---- Dataset entries

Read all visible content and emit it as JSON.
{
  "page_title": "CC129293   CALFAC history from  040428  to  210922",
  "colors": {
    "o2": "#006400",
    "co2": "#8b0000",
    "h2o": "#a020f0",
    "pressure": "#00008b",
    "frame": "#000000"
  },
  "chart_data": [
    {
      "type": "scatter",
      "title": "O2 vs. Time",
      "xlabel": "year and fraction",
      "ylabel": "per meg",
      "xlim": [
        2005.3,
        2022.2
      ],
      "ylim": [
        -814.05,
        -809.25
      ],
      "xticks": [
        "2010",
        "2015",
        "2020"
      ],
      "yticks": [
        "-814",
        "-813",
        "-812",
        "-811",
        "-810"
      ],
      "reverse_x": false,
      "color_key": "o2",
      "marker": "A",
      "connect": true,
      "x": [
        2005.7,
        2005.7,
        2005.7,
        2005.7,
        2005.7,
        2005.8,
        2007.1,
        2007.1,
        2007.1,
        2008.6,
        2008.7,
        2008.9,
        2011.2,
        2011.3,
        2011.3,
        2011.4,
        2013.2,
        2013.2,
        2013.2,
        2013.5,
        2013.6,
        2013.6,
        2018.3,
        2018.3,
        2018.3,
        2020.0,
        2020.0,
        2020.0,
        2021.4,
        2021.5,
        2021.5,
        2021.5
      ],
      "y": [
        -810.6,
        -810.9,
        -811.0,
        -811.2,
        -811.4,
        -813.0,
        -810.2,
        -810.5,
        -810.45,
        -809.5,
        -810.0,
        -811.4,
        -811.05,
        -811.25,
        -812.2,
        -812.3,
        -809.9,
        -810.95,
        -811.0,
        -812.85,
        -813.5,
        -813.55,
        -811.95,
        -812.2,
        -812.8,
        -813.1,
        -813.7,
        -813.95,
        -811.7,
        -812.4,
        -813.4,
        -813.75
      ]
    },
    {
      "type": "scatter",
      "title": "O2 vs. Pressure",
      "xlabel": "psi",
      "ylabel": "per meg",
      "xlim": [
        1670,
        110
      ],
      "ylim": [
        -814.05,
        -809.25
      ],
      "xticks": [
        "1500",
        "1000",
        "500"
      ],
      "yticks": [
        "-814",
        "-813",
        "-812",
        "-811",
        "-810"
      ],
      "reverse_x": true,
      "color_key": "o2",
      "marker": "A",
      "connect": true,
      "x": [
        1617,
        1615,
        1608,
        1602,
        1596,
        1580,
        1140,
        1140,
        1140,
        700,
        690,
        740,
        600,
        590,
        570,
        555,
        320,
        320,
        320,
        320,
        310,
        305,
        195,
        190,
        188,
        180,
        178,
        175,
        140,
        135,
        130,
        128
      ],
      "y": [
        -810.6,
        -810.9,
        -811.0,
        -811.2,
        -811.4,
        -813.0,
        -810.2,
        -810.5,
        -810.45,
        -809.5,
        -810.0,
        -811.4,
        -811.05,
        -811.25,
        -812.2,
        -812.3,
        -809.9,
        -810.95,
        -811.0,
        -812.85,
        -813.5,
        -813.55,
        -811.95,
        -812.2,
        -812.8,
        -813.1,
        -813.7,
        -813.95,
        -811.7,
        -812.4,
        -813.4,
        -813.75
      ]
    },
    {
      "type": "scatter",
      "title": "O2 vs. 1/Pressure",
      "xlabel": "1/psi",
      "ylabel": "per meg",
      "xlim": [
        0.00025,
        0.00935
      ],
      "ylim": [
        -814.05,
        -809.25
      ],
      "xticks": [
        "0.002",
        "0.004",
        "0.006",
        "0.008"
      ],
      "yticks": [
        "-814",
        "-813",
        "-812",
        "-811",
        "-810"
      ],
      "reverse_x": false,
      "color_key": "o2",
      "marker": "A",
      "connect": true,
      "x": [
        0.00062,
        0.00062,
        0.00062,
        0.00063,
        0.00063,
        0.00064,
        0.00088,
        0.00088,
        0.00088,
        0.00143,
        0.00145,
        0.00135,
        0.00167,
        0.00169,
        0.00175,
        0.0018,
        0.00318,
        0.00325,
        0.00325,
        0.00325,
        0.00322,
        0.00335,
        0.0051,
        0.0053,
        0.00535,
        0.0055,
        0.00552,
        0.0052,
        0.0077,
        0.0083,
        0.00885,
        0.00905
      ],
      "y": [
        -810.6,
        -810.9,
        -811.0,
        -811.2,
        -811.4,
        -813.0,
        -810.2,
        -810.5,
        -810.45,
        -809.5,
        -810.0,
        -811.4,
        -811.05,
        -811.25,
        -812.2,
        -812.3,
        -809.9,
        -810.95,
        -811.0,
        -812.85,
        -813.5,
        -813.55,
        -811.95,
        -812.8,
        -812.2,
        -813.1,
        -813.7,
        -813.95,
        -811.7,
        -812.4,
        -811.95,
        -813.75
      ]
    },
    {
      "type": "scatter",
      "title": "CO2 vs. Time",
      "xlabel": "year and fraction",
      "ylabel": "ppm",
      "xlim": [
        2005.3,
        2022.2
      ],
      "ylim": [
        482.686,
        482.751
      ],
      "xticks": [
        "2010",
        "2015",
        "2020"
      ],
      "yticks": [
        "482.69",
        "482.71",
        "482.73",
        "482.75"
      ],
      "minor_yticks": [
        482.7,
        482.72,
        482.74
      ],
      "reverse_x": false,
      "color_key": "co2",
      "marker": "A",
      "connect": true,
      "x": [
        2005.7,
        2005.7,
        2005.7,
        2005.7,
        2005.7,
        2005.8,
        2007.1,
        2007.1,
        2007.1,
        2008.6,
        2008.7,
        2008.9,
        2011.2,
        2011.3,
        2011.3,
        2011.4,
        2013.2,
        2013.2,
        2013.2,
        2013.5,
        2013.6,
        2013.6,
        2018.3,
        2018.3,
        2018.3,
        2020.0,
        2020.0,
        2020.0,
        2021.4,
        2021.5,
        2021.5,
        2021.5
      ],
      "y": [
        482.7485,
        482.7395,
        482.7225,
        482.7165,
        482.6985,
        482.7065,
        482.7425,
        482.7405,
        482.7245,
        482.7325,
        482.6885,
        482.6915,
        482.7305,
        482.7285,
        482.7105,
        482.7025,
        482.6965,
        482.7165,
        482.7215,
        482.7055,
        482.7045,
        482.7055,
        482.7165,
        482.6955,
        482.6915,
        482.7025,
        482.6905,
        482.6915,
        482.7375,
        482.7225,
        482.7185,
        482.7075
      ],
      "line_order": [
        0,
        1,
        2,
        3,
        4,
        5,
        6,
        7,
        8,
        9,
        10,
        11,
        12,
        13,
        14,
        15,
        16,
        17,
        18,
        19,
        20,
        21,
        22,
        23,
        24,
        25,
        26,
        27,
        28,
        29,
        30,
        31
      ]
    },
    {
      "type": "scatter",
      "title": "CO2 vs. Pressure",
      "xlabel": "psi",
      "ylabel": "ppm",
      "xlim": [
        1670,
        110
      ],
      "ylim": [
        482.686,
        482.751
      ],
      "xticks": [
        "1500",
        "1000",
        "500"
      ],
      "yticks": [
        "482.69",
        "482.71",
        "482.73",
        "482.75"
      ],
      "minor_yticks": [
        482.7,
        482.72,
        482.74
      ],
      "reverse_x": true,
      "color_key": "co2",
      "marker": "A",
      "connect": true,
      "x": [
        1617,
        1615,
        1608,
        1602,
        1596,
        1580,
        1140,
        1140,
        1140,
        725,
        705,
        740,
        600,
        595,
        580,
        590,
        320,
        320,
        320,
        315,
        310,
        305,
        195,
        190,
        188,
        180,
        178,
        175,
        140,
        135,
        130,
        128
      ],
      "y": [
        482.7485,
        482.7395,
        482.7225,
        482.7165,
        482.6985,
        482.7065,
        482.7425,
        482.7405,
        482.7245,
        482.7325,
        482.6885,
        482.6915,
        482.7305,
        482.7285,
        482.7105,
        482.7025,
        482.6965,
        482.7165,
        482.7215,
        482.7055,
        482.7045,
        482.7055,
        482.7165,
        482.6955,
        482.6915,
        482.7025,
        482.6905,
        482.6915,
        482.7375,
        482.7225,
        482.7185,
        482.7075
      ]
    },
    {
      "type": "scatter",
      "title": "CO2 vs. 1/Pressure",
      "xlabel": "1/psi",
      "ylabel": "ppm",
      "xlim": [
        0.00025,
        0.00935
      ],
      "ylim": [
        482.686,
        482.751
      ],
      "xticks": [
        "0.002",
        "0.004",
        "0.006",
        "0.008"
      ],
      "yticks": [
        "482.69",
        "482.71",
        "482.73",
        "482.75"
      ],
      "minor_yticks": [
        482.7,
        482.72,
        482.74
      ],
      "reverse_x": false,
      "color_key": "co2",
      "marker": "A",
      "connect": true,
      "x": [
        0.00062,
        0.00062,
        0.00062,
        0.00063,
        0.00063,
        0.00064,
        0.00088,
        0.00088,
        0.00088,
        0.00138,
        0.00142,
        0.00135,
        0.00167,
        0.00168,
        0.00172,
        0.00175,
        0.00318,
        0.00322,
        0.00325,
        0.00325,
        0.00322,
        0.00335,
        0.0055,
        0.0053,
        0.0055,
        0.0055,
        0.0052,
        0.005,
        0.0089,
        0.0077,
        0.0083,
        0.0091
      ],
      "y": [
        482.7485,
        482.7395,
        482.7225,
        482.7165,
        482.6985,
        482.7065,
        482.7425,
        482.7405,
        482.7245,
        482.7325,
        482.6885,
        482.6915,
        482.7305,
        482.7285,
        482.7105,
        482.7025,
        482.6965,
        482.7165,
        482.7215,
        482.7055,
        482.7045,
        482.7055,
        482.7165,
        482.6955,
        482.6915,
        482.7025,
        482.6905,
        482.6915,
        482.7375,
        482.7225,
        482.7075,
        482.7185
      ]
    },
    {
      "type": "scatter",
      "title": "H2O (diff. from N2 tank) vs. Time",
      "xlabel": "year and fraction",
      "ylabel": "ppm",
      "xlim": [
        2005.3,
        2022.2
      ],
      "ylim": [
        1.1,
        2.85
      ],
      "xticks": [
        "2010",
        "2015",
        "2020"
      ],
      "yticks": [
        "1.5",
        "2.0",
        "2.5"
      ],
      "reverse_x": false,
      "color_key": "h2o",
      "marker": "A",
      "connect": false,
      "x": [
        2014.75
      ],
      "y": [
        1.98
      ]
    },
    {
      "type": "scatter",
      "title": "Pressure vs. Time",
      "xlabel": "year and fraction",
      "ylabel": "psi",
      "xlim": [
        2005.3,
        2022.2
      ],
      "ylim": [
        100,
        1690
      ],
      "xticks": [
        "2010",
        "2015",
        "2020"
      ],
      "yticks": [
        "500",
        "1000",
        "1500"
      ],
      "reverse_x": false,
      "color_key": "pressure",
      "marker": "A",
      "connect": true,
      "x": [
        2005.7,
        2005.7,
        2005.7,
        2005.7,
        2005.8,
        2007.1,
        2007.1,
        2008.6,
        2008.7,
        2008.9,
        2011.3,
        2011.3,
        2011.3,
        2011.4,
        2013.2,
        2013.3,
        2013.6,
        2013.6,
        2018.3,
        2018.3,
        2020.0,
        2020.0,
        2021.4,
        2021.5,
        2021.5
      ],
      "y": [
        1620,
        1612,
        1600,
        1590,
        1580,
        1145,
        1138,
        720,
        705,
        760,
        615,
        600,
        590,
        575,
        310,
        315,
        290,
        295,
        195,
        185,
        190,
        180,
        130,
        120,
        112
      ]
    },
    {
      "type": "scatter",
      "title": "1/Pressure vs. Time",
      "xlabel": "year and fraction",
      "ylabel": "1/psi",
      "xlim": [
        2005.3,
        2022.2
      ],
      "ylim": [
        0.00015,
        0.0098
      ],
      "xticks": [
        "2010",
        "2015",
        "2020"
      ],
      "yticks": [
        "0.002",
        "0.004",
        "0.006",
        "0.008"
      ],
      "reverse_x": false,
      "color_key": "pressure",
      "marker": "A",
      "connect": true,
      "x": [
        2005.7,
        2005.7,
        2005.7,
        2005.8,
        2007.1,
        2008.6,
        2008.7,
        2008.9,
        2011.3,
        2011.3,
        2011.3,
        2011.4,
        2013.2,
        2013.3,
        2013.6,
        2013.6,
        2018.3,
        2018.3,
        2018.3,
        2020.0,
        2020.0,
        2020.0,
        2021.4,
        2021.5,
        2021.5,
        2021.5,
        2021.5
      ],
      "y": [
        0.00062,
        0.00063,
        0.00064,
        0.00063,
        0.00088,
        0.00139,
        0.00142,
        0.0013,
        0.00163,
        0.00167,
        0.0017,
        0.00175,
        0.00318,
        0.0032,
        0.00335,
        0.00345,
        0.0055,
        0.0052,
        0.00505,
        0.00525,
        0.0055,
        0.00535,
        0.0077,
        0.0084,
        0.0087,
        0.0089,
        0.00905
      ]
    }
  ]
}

--------

• _Task to carry out_: Check each line of these records for the string "from" and state only how many lines have it.

• _Result for this task_: 2